> Gestellte Aufgabe 1:
Beantworte anhand des Gebets für nothleidende Glaubensgenossen:
(a) Aus welcher Agenda und welchem Jahr stammt das Gebet?
(b) Welche Bibelstelle steht bei der Mahnung, der Gebundenen zu gedenken, als wären wir Mitgebundene?
(c) Von wo aus soll Gott die Glaubensgenossen stärken?

> Ausgangstext:
Christoffel, Raget - Gebet für nothleidende Glaubensgenossen

Christoffel, Raget - Gebet für nothleidende Glaubensgenossen

1. Aus der Zürcher Agenda von 1675.

Erhebet Eure Herzen zu Gott und sprechet mit Andacht:

„O Herr, allmächtiger Gott, himmlischer Vater! Du hast uns befohlen in Deinem heiligen Worte, daß wir beten sollen für alle Menschen, für Könige und Obrigkeiten, und selbst für unsere Feinde und Widersacher, die uns hassen, schmähen und verfolgen, und sich selbst überreden, wenn sie uns tödten, so thun sie Dir, o Gott, einen Dienst daran. Wie viel mehr wird es Dir gefallen, wenn wir für die beten, die Du mit uns gemacht hast, zu einem geistlichen Leibe, also, daß wir untereinander Glieder sind, voraus wenn diese unsere Mitglieder hin und wieder übel geplagt und hart bedrängt werden. Darum hast Du ausdrücklich befohlen, daß wir uns in solchem Falle annehmen sollen der Nothdurft der Heiligen (Röm. 12,13) und der Gebundenen gedenken, als wären wir Mitgebundene, und derer, die Trübsal leiden als die wir auch noch im Leibe leben (Ebr. 13,3).

„Demnach bitten wir Dich nun, o himmlischer Vater! für alle unsere hin und wieder nothleidenden Glaubensgenossen, insonderheit für die, so in dieser Zeit an gewissen Orten in schweren Kämpfen, großen Versuchungen und Drangsalen sich befinden. Sende ihnen Hülfe von Deinem Heiligthume und stärke sie aus Zion (Ps. 20,3). Ist es Dein heiliger Wille, so leite, lenke, bewege und vermöge kräftiglich die Herzen der Potentaten, Könige und Fürsten, zu Gnade und Versöhnung gegen ihre evangelische Unterthanen! Laß auch unsere Glaubensgenossen in ihren Herzen die Freude empfinden, daß sie leiden nicht als arme Sünder, sondern als Christen, nicht um ihrer Sünden, sondern um des Wortes Gottes und des Zeugnisses Jesu Christi willen (Offenb. Joh. 1,9), davon Dein Sohn selbst gesprochen: Seid fröhlich und getrost, es wird Euch wohl belohnet werden im Himmel (Matth. 5,12).

> Vorliegende Zeilen:

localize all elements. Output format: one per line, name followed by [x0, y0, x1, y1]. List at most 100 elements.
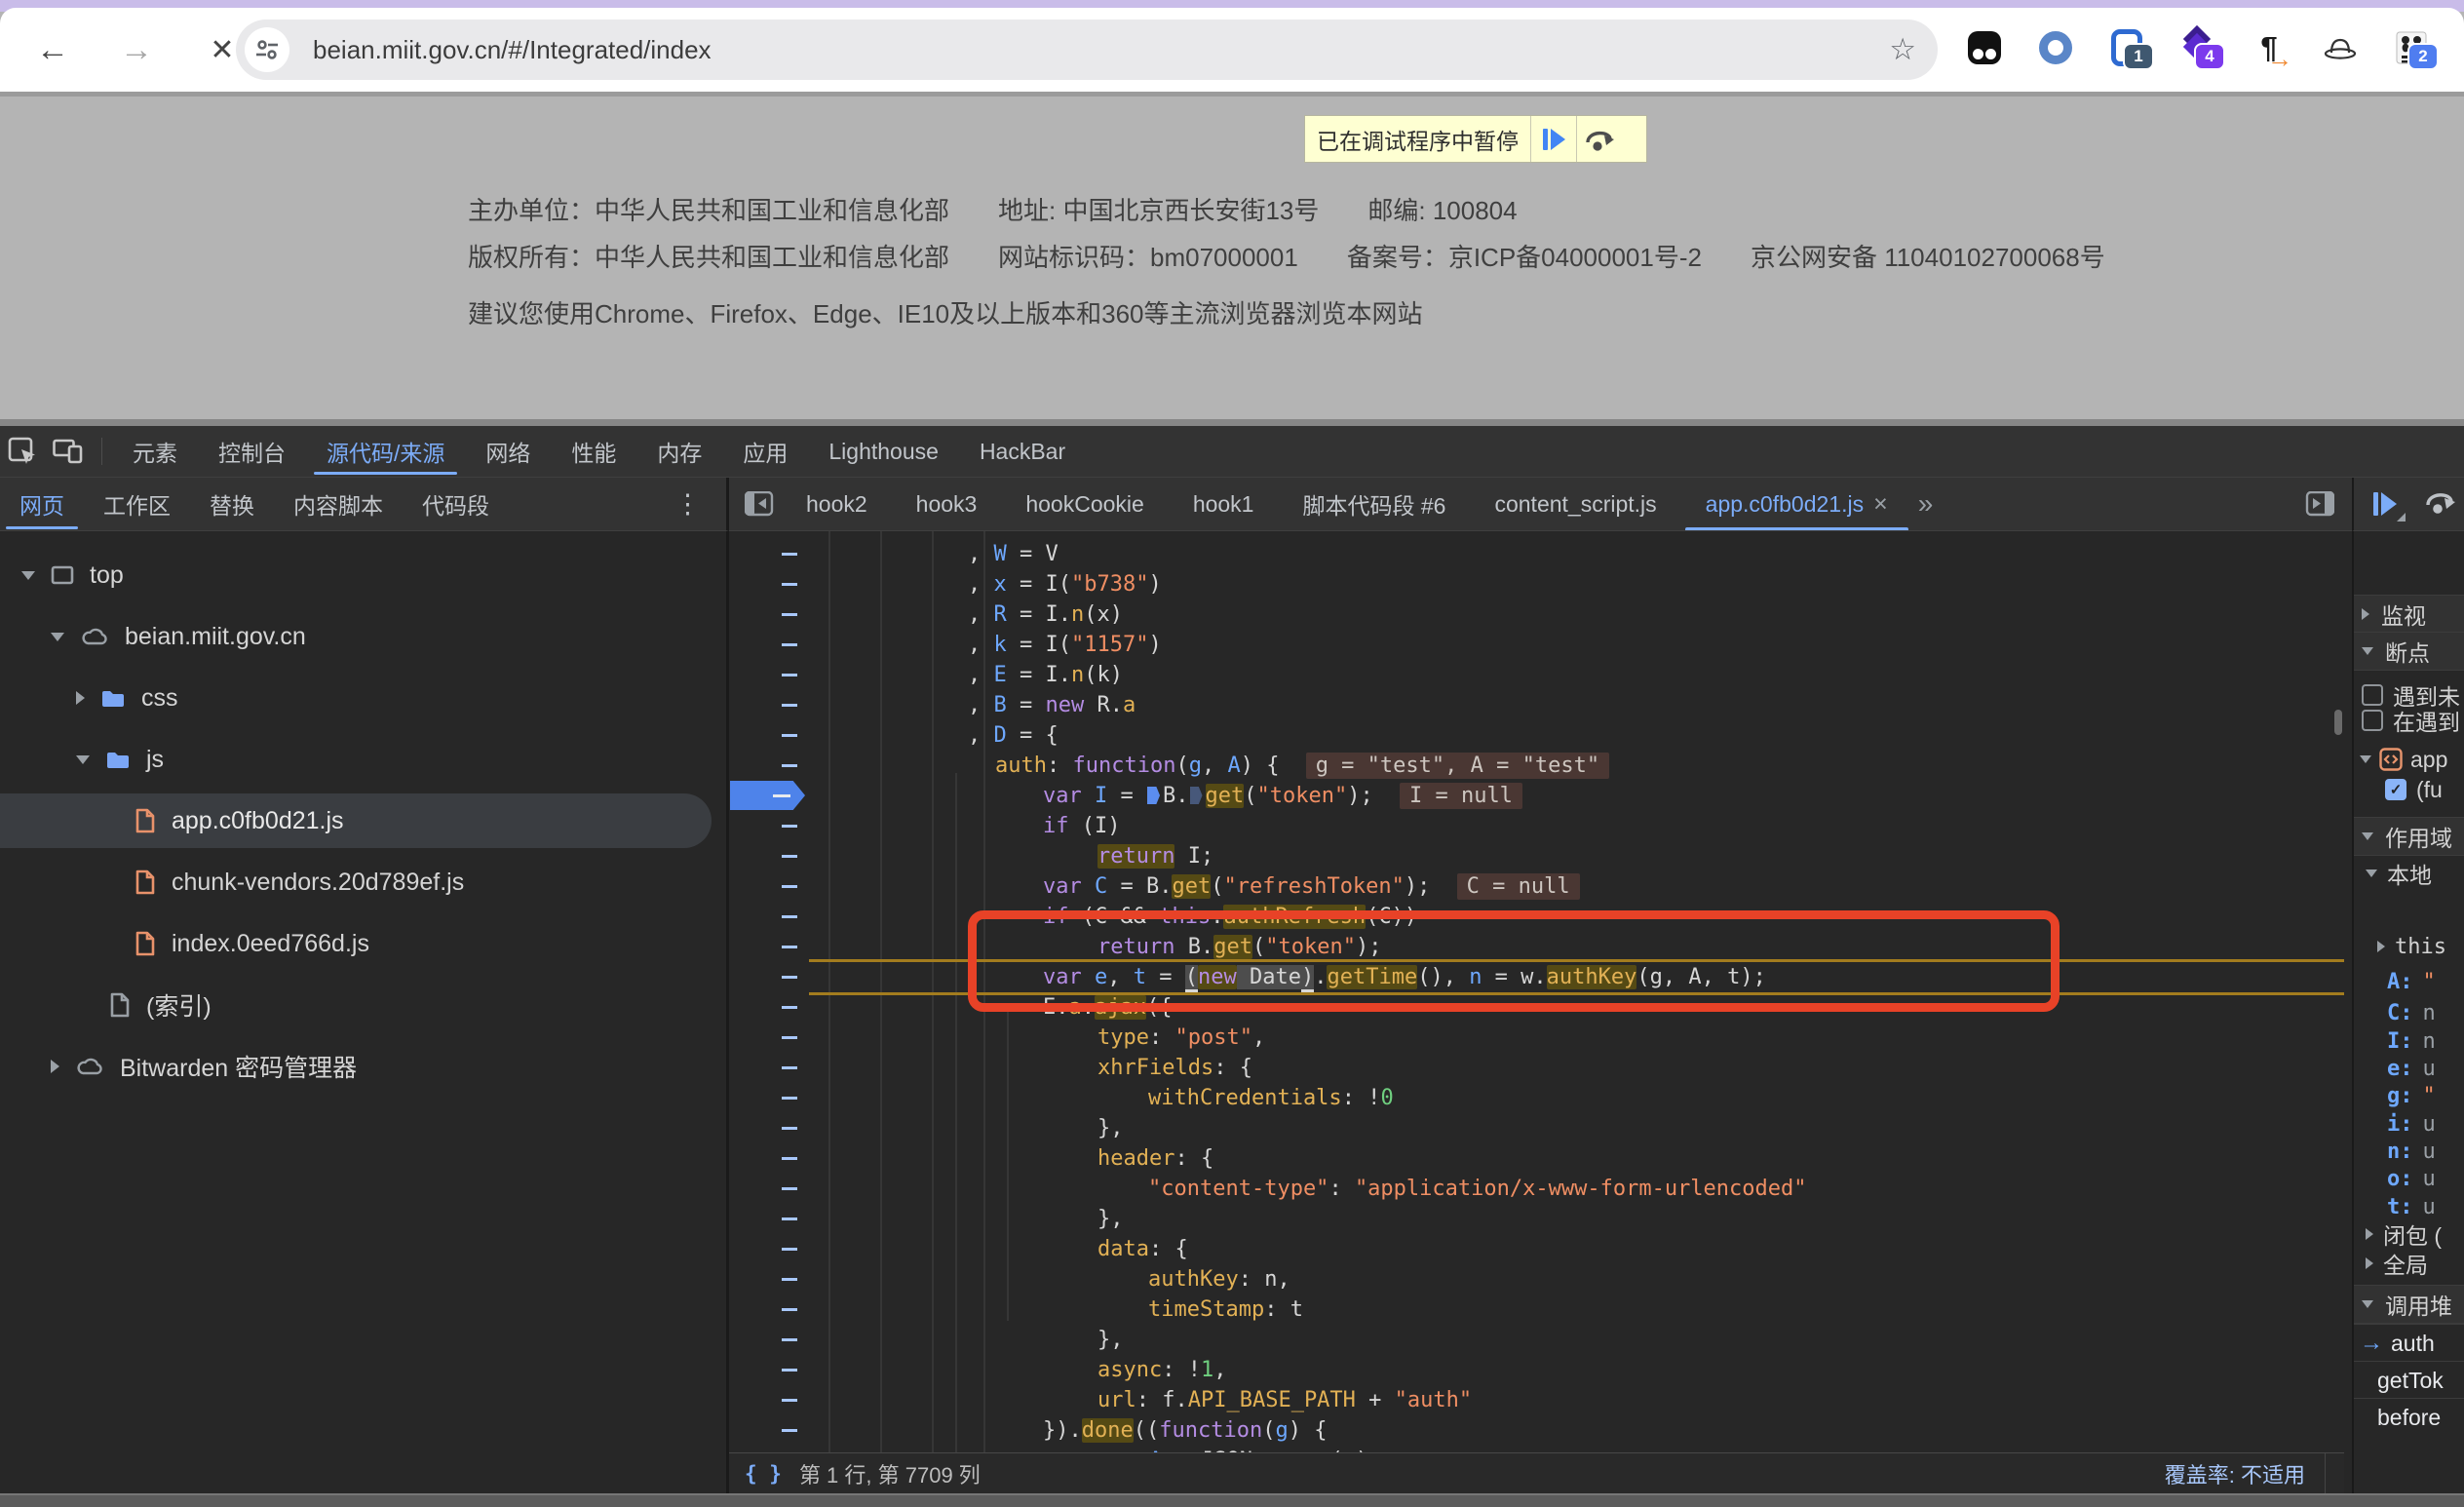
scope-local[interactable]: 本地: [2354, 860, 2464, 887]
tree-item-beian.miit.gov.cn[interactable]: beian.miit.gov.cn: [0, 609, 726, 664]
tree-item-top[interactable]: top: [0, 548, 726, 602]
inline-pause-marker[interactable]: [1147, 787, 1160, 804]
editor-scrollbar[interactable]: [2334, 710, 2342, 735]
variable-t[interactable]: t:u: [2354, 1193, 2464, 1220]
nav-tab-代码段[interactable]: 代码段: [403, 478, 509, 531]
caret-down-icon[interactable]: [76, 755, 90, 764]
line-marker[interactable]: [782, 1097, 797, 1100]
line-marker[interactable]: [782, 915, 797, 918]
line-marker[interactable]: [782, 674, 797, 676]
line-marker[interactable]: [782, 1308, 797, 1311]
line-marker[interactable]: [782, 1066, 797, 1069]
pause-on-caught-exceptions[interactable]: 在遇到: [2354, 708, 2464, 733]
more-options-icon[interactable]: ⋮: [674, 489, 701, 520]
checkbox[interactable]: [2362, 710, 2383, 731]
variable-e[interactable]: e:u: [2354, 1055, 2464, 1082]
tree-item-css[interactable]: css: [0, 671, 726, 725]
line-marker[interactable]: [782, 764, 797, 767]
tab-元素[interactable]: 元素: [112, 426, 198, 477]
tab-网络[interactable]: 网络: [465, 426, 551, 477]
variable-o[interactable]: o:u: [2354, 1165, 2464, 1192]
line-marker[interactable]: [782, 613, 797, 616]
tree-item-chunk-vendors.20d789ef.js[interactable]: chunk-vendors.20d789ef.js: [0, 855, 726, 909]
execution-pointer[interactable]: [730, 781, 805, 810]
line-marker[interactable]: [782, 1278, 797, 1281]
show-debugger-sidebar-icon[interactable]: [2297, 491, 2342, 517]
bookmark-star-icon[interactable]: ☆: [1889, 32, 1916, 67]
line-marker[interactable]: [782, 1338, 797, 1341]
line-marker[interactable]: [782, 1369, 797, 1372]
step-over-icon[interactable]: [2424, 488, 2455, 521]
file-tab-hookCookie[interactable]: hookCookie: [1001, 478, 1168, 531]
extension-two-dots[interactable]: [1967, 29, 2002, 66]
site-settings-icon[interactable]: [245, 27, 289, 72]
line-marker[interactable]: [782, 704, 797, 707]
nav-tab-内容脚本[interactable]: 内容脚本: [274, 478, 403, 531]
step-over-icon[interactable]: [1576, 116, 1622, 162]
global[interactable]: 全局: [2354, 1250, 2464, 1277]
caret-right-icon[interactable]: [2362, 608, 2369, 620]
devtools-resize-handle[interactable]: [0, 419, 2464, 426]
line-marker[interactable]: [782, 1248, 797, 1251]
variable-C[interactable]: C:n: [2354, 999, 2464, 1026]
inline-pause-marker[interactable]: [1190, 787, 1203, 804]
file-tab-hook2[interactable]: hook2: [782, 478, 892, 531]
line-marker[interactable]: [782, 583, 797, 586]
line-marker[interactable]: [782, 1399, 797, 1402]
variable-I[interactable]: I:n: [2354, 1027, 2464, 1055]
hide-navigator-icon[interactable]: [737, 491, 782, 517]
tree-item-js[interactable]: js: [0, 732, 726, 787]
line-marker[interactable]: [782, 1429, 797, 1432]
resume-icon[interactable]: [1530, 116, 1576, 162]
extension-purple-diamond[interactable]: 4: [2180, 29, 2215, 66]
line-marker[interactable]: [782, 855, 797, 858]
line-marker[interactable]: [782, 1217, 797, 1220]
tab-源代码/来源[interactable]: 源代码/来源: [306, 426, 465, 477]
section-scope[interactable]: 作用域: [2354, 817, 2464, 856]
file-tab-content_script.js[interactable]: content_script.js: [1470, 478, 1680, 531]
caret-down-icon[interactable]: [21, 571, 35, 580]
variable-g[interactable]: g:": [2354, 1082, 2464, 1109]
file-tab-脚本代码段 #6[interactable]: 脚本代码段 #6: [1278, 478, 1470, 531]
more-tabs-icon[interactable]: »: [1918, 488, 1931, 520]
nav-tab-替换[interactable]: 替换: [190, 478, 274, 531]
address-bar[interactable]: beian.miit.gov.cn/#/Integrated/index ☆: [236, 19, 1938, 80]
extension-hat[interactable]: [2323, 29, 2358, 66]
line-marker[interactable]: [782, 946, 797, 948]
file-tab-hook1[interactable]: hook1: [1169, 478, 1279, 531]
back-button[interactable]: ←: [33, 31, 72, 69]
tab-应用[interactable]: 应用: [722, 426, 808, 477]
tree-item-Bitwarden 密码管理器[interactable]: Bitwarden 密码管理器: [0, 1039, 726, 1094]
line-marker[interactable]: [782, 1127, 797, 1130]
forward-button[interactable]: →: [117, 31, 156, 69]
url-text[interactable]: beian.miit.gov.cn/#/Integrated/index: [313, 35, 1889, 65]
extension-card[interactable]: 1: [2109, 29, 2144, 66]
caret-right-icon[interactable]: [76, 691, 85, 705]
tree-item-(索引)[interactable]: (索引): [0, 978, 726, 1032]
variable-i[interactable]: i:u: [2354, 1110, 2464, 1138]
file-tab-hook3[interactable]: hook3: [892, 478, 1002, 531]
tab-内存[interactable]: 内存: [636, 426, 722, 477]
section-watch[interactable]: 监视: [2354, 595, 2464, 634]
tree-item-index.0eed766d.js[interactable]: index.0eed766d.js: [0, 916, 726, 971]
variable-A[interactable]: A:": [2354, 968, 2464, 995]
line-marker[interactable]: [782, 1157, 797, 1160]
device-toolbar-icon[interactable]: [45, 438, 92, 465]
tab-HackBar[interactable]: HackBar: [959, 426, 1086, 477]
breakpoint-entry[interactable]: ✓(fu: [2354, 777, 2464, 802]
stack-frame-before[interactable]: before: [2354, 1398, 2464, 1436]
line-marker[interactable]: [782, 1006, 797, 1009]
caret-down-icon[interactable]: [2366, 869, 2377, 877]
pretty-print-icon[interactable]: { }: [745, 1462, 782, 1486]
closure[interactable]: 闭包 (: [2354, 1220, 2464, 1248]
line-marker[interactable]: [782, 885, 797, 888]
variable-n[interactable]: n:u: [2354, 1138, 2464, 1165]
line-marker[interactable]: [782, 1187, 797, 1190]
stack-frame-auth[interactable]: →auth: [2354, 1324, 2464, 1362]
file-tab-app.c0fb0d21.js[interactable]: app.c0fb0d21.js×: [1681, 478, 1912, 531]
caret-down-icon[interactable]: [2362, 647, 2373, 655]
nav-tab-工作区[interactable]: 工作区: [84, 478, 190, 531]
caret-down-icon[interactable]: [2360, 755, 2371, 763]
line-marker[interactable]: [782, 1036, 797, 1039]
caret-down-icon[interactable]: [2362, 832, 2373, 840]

> Gestellte Aufgabe 2: Schreib aus den obigen Zeilen den Abschnitt ab, der mit der Zeile beginnt, die „scope-local[interactable]: 本地: [2354, 860, 2464, 887]“ enthält, und mit der Zeile endet, die „editor-scrollbar[interactable]: [2334, 710, 2342, 735]“ enthält. Beide Grenzzeilen gehören dazu.

> Schriftliche Antwort 1:
(a) Aus der Zürcher Agenda von 1675.
(b) Ebr. 13,3.
(c) Aus Zion.

> Schriftliche Antwort 2:
scope-local[interactable]: 本地: [2354, 860, 2464, 887]
tree-item-beian.miit.gov.cn[interactable]: beian.miit.gov.cn: [0, 609, 726, 664]
tree-item-top[interactable]: top: [0, 548, 726, 602]
inline-pause-marker[interactable]: [1147, 787, 1160, 804]
editor-scrollbar[interactable]: [2334, 710, 2342, 735]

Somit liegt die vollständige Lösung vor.